╭─ GIVEN RECORDS

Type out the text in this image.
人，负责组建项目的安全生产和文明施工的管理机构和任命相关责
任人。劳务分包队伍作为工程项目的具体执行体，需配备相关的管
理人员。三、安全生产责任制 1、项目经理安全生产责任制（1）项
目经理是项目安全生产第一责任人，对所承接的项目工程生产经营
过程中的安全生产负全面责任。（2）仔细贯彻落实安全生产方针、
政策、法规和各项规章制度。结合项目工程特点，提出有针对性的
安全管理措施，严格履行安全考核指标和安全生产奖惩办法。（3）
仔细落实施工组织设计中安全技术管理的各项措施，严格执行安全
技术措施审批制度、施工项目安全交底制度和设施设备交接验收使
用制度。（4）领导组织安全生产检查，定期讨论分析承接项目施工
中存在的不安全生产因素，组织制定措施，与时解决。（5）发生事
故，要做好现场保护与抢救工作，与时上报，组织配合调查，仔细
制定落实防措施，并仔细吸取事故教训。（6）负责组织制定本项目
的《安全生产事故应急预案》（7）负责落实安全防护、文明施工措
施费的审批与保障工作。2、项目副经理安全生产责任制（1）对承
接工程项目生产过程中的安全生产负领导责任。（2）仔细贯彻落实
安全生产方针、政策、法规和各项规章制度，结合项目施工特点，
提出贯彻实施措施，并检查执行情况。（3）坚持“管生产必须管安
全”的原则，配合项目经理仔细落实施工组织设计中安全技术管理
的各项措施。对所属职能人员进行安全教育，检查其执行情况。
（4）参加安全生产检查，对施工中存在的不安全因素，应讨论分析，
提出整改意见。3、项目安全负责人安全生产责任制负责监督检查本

╰─

§ EXERCISE DESCRIPTION
Please output the entire listing exactly as it stands.

§ WRITTEN REPLY
Type out the text in this image.
人，负责组建项目的安全生产和文明施工的管理机构和任命相关责
任人。劳务分包队伍作为工程项目的具体执行体，需配备相关的管
理人员。三、安全生产责任制 1、项目经理安全生产责任制（1）项
目经理是项目安全生产第一责任人，对所承接的项目工程生产经营
过程中的安全生产负全面责任。（2）仔细贯彻落实安全生产方针、
政策、法规和各项规章制度。结合项目工程特点，提出有针对性的
安全管理措施，严格履行安全考核指标和安全生产奖惩办法。（3）
仔细落实施工组织设计中安全技术管理的各项措施，严格执行安全
技术措施审批制度、施工项目安全交底制度和设施设备交接验收使
用制度。（4）领导组织安全生产检查，定期讨论分析承接项目施工
中存在的不安全生产因素，组织制定措施，与时解决。（5）发生事
故，要做好现场保护与抢救工作，与时上报，组织配合调查，仔细
制定落实防措施，并仔细吸取事故教训。（6）负责组织制定本项目
的《安全生产事故应急预案》（7）负责落实安全防护、文明施工措
施费的审批与保障工作。2、项目副经理安全生产责任制（1）对承
接工程项目生产过程中的安全生产负领导责任。（2）仔细贯彻落实
安全生产方针、政策、法规和各项规章制度，结合项目施工特点，
提出贯彻实施措施，并检查执行情况。（3）坚持“管生产必须管安
全”的原则，配合项目经理仔细落实施工组织设计中安全技术管理
的各项措施。对所属职能人员进行安全教育，检查其执行情况。
（4）参加安全生产检查，对施工中存在的不安全因素，应讨论分析，
提出整改意见。3、项目安全负责人安全生产责任制负责监督检查本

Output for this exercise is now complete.